--- start Input ---

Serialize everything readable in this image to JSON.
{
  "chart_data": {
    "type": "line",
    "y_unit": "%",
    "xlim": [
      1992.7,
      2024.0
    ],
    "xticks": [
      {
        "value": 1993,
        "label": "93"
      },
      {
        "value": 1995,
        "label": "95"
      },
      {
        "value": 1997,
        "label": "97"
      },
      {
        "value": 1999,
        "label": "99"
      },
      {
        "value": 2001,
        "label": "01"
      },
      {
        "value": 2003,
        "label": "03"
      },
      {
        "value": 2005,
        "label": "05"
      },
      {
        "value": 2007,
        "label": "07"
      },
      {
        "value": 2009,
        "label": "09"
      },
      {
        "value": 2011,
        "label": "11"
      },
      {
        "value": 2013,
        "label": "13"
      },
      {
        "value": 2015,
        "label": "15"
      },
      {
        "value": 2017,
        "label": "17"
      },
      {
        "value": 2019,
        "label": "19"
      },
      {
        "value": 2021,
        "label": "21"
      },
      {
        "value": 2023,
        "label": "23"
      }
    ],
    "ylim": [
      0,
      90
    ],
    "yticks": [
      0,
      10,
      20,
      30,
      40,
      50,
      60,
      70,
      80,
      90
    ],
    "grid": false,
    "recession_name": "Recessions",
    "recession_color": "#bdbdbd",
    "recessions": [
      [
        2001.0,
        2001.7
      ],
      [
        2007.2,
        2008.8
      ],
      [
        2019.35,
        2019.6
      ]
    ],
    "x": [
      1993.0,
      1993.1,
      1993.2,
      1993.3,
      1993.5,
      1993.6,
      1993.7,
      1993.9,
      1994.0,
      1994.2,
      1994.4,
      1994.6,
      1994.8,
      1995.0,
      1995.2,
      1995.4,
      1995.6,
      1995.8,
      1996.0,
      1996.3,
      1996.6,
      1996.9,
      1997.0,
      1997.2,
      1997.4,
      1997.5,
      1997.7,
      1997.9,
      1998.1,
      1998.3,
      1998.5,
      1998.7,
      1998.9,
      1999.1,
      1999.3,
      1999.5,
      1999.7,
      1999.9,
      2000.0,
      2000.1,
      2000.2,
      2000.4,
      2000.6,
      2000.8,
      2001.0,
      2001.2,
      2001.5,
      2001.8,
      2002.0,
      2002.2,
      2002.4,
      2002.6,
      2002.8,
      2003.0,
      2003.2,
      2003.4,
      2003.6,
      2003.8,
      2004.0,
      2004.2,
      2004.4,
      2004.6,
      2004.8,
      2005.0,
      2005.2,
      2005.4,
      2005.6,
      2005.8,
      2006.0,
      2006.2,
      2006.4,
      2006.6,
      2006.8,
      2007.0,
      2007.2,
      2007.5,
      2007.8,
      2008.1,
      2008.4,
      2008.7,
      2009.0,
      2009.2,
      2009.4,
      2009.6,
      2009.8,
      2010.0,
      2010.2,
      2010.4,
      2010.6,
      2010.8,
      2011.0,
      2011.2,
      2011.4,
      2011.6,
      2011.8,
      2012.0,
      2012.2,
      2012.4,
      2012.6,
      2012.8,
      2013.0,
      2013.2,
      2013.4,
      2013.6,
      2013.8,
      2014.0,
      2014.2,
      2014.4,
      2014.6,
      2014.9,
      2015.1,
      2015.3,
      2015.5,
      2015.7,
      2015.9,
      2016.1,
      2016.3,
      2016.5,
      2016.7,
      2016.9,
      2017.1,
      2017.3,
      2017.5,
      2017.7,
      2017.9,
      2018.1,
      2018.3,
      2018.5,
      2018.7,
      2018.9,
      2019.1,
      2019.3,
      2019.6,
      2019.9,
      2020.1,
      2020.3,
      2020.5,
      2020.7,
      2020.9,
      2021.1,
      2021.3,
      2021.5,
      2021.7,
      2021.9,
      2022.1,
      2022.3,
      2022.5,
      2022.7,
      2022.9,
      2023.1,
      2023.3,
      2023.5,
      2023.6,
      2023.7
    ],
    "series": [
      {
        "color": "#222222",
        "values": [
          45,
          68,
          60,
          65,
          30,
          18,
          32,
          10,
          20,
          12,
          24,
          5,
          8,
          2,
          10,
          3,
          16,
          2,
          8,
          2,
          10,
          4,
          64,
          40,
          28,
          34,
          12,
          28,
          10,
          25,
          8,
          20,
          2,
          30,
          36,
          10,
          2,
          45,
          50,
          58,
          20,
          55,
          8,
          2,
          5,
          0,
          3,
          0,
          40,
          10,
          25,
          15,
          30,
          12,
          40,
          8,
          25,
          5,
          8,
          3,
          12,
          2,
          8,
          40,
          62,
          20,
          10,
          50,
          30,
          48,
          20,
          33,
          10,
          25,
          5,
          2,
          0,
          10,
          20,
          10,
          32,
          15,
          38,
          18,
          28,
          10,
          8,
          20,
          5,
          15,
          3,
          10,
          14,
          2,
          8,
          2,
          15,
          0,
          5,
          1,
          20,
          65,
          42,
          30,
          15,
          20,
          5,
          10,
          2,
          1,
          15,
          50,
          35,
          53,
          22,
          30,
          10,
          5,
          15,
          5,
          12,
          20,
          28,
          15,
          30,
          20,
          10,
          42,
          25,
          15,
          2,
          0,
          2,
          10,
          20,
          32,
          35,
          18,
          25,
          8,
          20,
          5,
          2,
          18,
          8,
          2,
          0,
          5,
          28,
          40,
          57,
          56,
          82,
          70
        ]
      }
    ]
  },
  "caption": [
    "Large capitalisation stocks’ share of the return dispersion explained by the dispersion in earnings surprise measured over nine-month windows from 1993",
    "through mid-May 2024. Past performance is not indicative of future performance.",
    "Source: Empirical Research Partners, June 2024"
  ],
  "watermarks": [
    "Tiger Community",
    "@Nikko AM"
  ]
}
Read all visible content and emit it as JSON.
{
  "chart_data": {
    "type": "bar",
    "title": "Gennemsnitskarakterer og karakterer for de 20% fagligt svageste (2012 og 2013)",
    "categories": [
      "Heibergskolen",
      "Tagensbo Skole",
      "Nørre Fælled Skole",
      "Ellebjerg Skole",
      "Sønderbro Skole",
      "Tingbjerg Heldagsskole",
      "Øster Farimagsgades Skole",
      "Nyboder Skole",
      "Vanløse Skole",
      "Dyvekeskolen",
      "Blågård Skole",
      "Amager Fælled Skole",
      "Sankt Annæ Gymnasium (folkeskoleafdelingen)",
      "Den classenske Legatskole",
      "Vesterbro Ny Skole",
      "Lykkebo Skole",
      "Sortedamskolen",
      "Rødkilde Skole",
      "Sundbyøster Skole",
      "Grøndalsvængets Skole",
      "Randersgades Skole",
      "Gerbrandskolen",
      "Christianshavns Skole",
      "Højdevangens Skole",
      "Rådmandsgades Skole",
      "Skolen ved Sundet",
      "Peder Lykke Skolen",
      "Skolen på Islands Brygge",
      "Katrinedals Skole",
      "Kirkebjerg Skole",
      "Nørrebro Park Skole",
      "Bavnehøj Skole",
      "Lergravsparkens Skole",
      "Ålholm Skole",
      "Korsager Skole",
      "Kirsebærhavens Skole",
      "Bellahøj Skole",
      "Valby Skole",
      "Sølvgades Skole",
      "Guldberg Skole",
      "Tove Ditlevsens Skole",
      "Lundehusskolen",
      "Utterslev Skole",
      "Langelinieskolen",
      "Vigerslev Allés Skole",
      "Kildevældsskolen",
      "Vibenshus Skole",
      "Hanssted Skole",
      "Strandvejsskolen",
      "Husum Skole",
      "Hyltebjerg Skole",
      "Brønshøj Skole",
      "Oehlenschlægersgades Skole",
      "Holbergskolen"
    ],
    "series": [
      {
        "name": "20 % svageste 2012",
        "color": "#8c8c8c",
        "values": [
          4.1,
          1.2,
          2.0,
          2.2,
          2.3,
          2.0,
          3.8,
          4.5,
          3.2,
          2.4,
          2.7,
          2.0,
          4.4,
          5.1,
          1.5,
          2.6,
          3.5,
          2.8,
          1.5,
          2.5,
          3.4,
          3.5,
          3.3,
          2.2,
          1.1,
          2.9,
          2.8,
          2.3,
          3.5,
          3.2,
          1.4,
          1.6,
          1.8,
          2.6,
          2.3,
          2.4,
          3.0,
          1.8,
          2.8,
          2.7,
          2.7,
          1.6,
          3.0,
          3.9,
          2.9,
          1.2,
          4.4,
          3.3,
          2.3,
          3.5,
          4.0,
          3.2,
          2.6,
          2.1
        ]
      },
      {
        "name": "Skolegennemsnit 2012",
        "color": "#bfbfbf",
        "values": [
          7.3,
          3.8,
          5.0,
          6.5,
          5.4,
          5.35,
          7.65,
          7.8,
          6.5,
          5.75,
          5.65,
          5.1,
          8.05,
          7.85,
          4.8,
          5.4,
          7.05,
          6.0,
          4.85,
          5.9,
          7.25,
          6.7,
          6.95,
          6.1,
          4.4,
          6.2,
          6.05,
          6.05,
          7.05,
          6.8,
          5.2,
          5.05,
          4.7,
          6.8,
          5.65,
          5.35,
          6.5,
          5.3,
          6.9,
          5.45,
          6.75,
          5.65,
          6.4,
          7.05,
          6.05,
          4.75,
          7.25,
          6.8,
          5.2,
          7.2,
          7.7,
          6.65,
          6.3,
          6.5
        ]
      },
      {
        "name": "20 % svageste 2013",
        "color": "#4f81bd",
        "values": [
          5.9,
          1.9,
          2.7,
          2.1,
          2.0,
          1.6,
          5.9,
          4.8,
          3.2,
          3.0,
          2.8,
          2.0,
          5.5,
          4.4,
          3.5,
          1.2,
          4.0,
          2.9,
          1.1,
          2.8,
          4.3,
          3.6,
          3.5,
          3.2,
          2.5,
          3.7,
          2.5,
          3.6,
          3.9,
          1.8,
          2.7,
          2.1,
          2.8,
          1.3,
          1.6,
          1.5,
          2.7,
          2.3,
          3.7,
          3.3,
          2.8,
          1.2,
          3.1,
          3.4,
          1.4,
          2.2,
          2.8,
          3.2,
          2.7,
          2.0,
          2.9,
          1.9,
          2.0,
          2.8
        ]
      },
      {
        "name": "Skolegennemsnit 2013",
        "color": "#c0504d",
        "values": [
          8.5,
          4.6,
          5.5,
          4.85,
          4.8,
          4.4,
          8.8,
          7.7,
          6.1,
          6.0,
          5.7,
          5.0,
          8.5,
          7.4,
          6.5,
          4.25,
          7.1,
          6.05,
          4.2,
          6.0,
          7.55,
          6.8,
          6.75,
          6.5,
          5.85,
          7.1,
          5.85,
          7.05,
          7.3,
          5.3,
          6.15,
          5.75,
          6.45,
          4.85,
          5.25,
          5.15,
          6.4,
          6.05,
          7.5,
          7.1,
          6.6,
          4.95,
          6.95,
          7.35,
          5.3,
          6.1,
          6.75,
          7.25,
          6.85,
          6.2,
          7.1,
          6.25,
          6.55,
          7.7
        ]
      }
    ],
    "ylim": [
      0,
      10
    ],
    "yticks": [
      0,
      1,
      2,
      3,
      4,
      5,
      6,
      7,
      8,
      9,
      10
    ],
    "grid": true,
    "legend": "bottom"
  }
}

--- end Input ---

Every line above that contains the word "Fælled" should be reported.

      "Nørre Fælled Skole",
      "Amager Fælled Skole",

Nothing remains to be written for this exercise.